REQUIRED WORK
From the listing, collect all lines containing the word "right".

◇ ◇ ◇ ◇ ◇ ◇ ◇

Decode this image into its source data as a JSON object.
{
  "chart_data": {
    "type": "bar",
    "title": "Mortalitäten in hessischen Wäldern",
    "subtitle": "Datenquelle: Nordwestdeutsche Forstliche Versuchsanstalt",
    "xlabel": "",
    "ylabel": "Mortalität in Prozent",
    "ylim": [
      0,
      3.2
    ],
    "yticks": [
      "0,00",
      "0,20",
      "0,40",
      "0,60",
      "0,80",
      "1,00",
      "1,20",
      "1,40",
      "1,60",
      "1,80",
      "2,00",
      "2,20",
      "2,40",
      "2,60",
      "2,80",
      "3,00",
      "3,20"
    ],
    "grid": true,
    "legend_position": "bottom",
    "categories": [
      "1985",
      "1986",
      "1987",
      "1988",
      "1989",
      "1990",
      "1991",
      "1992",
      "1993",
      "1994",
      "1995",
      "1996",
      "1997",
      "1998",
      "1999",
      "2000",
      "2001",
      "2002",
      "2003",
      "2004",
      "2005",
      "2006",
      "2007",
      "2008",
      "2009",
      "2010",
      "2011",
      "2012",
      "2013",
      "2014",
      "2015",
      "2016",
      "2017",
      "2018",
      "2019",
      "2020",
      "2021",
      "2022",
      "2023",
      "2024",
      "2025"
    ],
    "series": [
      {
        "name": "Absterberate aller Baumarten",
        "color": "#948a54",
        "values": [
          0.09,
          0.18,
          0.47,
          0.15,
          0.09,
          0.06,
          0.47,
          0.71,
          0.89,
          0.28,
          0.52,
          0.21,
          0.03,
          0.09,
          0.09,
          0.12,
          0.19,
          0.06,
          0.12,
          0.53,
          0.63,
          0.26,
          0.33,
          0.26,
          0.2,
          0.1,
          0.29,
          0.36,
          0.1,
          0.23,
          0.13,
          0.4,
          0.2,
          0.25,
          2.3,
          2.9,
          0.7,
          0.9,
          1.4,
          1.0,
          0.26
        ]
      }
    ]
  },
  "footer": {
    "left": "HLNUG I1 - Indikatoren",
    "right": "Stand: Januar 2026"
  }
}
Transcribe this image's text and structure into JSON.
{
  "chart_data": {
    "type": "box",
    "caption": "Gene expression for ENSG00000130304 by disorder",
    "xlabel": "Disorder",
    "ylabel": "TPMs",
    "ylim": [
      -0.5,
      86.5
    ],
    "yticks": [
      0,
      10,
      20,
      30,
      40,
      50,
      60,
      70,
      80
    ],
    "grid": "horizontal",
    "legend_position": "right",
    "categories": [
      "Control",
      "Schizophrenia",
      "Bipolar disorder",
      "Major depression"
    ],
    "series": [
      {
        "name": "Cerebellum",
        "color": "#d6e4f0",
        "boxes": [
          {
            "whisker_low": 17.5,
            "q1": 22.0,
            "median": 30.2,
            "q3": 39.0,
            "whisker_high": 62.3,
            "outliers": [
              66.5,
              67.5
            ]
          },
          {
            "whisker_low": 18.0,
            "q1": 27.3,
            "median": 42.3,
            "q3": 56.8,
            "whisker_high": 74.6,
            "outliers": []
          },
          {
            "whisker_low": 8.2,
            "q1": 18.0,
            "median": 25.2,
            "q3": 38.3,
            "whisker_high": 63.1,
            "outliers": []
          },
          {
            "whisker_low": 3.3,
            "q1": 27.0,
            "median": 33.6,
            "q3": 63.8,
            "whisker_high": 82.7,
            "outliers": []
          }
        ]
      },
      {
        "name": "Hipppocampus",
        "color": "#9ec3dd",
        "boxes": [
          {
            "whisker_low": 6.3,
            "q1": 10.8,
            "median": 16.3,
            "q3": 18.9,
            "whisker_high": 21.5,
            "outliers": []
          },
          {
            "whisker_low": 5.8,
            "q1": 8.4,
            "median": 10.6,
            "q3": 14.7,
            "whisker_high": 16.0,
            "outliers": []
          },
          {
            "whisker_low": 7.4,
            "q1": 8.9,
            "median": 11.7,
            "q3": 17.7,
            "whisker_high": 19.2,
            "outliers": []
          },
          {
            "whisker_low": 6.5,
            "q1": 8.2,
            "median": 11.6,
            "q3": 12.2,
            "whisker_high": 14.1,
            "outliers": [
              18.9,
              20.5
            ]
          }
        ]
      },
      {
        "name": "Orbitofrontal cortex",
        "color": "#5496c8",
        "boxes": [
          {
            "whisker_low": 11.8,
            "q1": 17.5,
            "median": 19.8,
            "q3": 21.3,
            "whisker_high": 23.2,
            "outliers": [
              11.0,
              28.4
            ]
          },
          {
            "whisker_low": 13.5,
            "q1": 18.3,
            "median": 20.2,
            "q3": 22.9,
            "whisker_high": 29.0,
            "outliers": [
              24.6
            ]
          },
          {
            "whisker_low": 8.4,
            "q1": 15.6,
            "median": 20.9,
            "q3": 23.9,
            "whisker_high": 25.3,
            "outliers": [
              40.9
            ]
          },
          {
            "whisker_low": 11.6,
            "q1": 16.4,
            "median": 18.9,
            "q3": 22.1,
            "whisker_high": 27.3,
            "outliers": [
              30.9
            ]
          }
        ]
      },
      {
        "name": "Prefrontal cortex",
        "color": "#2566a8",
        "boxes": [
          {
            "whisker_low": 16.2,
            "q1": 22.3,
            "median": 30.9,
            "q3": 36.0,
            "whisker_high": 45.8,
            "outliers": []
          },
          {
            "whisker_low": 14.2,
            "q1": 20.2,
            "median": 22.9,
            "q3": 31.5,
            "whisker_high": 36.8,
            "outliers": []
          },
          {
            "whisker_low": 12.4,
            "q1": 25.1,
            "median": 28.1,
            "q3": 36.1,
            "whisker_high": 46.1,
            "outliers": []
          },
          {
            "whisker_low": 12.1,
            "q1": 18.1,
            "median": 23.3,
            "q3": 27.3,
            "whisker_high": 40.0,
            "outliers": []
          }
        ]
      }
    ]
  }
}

◇ ◇ ◇ ◇ ◇ ◇ ◇

FINAL RESULT
    "right": "Stand: Januar 2026"
    "legend_position": "right",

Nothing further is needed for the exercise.